What you will do:
Reproduce the material starting at the line containing "Extract all elements" and ending at the line containing "- menu-item-label: Page Navigation: [45, 97, 385, 128]", keeping both of those lines and leaving out any pictures.

Data for this task:

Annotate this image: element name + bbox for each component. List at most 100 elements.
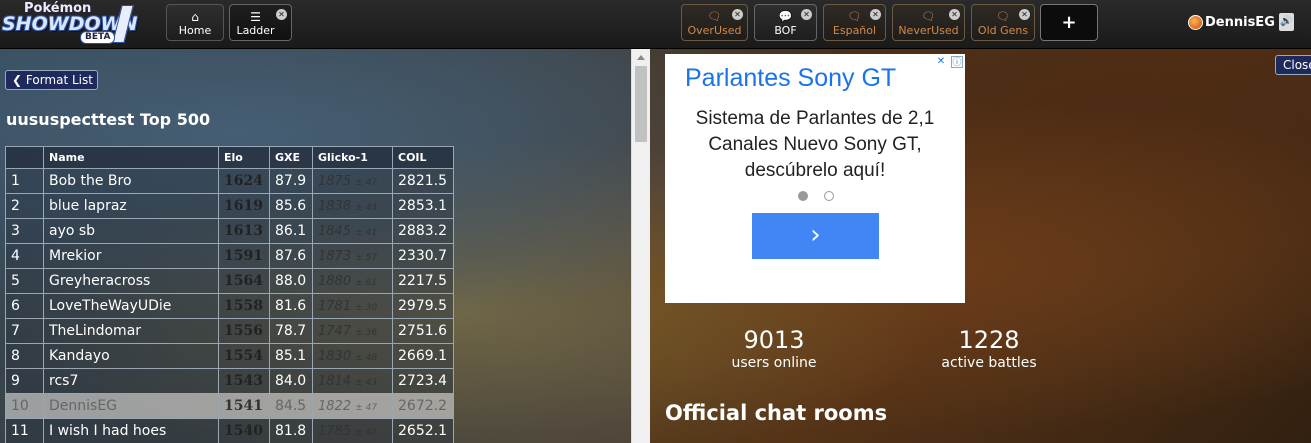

==

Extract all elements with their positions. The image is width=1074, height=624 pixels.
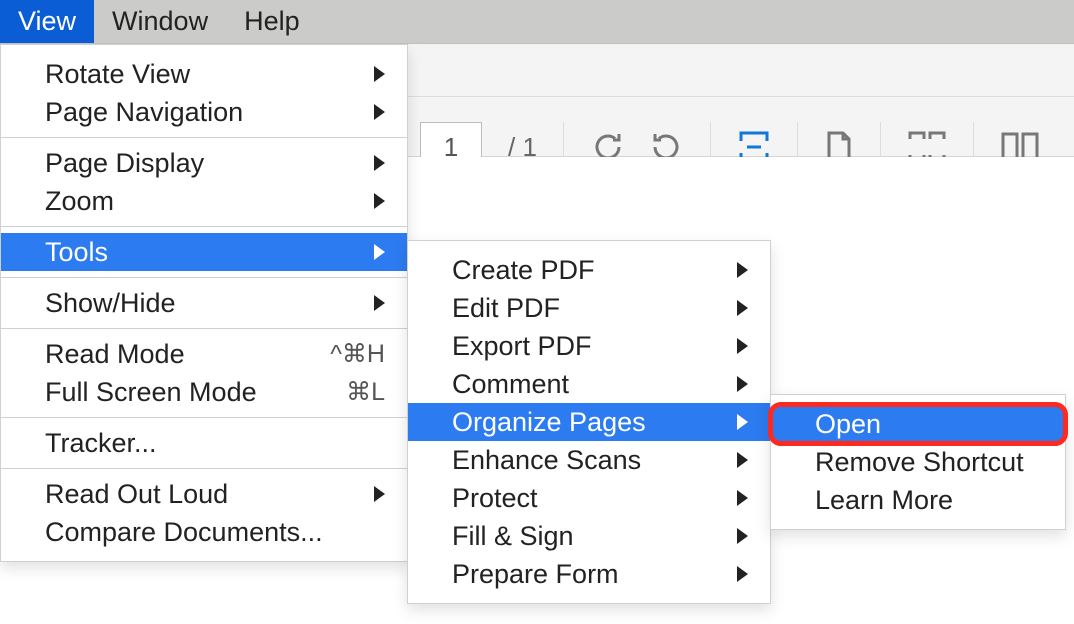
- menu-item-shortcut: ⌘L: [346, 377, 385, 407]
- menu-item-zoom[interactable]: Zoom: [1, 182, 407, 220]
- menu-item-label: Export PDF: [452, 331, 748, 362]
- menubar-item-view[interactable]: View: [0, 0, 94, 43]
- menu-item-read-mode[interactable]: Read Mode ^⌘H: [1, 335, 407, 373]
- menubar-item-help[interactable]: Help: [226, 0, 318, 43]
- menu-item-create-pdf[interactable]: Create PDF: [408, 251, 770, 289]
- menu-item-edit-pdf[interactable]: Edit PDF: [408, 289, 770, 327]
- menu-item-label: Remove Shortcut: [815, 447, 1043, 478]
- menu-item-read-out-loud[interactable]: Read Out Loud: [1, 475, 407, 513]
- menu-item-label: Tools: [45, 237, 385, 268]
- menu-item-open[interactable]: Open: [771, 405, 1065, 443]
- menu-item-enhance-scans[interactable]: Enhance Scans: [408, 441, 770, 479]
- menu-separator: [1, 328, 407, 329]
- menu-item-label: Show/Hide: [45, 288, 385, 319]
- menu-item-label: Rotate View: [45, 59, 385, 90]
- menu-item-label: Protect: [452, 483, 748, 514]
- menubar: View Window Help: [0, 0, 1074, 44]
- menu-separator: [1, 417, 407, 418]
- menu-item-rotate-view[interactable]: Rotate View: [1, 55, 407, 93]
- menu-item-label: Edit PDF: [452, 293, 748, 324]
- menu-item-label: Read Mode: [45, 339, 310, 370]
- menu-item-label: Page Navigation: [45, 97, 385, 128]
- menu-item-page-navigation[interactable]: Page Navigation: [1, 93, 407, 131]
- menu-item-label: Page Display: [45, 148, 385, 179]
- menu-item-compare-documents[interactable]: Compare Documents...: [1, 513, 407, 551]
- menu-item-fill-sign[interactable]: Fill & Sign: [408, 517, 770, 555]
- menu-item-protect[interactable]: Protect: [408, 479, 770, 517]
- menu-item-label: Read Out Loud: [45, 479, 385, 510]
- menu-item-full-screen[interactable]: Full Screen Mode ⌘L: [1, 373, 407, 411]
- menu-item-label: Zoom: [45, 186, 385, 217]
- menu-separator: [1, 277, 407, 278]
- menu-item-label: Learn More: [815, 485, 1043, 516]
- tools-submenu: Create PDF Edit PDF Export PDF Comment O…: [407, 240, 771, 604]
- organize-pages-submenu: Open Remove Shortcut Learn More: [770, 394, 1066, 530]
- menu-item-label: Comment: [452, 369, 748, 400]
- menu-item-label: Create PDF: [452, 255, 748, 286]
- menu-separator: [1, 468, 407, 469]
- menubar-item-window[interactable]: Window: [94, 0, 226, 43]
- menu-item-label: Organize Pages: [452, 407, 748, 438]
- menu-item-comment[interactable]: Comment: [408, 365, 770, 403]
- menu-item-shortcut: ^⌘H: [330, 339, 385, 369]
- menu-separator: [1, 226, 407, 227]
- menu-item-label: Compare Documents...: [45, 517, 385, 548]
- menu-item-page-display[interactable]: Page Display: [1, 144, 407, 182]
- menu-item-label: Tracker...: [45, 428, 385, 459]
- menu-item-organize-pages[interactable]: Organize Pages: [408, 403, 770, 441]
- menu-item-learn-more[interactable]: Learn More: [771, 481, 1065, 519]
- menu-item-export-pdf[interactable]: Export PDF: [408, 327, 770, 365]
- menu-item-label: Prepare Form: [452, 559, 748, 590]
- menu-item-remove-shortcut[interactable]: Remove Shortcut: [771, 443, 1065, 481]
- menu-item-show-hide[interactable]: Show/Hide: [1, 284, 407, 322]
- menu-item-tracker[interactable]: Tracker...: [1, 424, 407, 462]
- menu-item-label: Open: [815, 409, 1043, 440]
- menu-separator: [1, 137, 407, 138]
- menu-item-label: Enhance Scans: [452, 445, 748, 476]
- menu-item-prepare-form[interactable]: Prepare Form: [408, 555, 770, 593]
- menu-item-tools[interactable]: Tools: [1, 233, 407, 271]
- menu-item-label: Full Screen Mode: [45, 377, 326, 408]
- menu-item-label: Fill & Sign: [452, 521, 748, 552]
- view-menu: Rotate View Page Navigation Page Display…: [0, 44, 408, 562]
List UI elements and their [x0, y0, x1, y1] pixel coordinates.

==

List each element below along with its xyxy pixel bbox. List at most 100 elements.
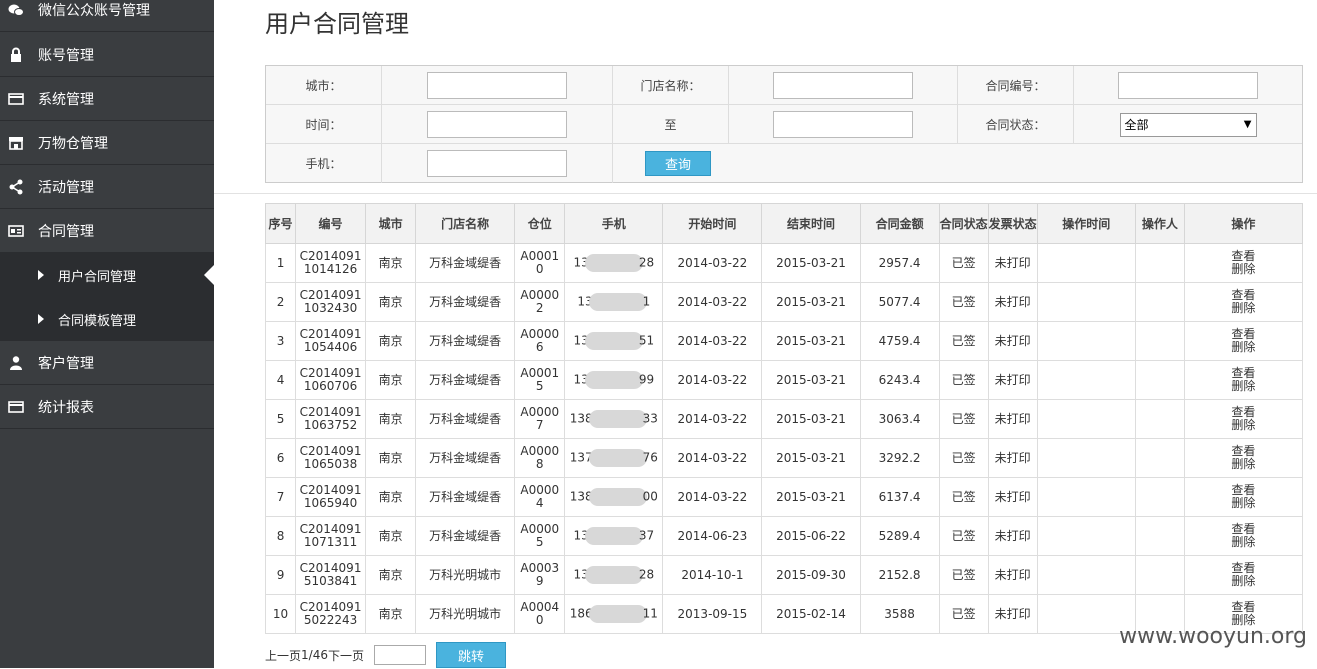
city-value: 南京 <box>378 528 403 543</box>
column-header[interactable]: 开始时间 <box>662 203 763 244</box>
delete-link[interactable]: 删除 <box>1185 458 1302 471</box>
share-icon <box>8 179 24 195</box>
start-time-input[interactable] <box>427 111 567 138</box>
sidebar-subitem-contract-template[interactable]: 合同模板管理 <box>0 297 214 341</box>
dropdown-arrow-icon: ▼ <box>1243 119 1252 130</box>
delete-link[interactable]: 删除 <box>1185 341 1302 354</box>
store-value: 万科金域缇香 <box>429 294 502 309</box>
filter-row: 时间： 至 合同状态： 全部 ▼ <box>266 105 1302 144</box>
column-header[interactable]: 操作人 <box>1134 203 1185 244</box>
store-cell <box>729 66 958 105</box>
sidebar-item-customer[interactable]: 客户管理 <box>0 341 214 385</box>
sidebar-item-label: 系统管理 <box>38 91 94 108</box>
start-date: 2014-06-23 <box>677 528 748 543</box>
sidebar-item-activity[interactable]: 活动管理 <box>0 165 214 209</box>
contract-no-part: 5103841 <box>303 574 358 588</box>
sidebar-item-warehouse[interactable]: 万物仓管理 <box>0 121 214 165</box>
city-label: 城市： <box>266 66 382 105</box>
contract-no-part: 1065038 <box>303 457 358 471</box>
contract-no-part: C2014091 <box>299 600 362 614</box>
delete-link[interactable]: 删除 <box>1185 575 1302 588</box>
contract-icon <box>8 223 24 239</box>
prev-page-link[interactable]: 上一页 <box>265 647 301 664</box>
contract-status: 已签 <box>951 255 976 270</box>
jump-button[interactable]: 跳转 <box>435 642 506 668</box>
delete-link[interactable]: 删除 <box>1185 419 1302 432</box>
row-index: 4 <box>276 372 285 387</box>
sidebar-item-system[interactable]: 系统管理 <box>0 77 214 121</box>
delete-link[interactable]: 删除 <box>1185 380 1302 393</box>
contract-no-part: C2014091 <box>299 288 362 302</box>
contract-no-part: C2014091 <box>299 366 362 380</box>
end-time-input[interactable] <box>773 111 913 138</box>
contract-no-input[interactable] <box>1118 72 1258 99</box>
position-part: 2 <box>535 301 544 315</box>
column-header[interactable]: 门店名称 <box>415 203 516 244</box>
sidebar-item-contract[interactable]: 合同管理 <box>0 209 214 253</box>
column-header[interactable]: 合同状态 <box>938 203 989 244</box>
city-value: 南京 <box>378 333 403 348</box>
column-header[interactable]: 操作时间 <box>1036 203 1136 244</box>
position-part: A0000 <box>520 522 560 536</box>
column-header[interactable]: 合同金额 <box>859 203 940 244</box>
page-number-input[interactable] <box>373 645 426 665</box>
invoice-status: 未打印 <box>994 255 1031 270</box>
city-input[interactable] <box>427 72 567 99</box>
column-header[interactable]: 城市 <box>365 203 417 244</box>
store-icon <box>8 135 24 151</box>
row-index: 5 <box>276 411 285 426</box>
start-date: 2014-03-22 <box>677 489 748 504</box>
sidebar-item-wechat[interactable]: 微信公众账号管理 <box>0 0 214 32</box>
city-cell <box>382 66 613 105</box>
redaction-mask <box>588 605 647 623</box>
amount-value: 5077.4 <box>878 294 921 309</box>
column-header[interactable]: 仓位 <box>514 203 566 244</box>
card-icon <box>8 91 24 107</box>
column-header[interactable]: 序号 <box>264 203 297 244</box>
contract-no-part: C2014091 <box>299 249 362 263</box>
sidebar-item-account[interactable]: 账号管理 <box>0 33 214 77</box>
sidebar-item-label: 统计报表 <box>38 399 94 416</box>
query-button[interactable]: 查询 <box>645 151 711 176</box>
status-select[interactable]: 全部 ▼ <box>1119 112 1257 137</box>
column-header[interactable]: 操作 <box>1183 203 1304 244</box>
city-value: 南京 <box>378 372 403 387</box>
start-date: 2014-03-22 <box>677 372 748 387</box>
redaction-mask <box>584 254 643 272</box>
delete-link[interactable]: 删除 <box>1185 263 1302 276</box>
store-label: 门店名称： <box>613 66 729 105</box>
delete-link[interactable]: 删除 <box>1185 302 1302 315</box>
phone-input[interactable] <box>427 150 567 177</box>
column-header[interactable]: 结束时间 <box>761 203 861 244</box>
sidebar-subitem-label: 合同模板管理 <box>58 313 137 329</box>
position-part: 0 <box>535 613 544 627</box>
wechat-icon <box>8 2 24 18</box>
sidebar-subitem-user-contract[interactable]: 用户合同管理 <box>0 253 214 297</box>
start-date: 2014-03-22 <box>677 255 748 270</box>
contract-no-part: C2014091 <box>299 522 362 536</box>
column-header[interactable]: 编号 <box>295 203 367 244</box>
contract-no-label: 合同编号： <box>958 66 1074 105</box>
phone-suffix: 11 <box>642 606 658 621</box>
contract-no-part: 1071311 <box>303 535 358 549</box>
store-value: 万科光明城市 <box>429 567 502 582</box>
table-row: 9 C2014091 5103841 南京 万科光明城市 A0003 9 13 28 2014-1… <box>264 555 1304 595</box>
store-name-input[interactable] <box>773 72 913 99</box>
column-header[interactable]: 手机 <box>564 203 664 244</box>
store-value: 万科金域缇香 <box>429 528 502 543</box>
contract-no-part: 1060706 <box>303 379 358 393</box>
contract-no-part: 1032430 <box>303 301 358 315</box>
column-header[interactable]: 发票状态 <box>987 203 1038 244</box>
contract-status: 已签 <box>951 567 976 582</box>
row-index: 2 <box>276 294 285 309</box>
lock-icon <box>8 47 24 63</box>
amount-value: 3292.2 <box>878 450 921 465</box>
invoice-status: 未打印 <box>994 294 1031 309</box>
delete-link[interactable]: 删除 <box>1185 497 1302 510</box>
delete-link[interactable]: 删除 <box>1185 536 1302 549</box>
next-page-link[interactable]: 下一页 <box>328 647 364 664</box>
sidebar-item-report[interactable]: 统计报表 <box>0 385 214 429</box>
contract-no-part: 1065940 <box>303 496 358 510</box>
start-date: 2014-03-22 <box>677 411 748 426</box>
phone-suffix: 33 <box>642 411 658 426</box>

Answer for this exercise:
Extract all elements with their positions. The image is width=1074, height=624 pixels.
- menu-item-shortcut: ⌘L: [346, 377, 385, 407]
- menu-item-zoom[interactable]: Zoom: [1, 182, 407, 220]
- menu-item-label: Export PDF: [452, 331, 748, 362]
- menubar-item-view[interactable]: View: [0, 0, 94, 43]
- menu-item-read-mode[interactable]: Read Mode ^⌘H: [1, 335, 407, 373]
- menubar-item-help[interactable]: Help: [226, 0, 318, 43]
- menu-item-create-pdf[interactable]: Create PDF: [408, 251, 770, 289]
- menu-item-edit-pdf[interactable]: Edit PDF: [408, 289, 770, 327]
- menu-item-label: Remove Shortcut: [815, 447, 1043, 478]
- menu-item-read-out-loud[interactable]: Read Out Loud: [1, 475, 407, 513]
- menu-item-label: Tools: [45, 237, 385, 268]
- menu-item-open[interactable]: Open: [771, 405, 1065, 443]
- menu-item-enhance-scans[interactable]: Enhance Scans: [408, 441, 770, 479]
- menu-separator: [1, 328, 407, 329]
- menu-item-label: Show/Hide: [45, 288, 385, 319]
- menu-item-label: Rotate View: [45, 59, 385, 90]
- menu-item-label: Protect: [452, 483, 748, 514]
- menubar: View Window Help: [0, 0, 1074, 44]
- menu-separator: [1, 417, 407, 418]
- menu-item-rotate-view[interactable]: Rotate View: [1, 55, 407, 93]
- menu-item-label: Edit PDF: [452, 293, 748, 324]
- menu-item-label: Read Mode: [45, 339, 310, 370]
- menu-item-label: Page Navigation: [45, 97, 385, 128]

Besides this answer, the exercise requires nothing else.